Exercise brief → Copy each line of the data below with the word "this".

Records →
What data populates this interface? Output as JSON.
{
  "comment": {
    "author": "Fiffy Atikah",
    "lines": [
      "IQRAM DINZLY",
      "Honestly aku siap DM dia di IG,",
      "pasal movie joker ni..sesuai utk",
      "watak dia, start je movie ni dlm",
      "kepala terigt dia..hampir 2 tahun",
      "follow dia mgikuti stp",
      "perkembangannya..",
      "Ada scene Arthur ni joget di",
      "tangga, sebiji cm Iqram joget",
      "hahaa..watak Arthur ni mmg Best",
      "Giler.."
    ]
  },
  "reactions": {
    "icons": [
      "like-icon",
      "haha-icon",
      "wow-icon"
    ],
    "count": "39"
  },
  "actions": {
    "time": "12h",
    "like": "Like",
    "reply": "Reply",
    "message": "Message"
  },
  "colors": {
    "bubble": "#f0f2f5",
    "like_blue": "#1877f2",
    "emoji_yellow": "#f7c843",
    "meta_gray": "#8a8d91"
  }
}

* * *

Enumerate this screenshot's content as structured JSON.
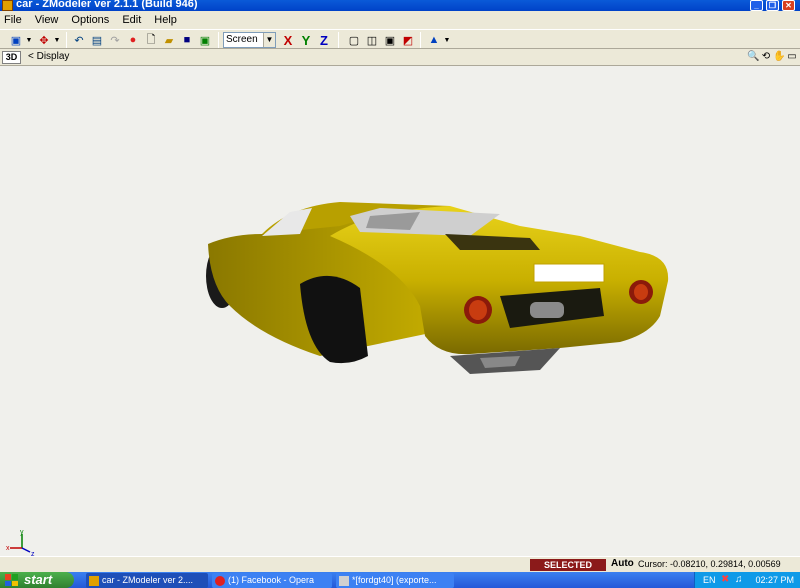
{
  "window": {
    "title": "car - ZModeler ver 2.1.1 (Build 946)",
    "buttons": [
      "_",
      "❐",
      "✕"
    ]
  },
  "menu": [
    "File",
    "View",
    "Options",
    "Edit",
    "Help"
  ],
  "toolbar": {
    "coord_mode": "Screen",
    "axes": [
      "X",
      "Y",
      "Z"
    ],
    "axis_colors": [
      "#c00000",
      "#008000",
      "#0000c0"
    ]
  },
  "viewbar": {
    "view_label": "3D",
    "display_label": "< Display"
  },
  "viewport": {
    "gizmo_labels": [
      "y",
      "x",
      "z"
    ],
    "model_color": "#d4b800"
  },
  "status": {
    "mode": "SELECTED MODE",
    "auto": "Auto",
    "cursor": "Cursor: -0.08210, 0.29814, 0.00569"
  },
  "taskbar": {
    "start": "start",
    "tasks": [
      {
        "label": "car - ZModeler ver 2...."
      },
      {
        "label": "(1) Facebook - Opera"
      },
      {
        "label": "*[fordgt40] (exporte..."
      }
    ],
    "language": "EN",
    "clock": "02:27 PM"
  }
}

Correct response →
What data populates this interface? Output as JSON.
Enumerate this screenshot's content as structured JSON.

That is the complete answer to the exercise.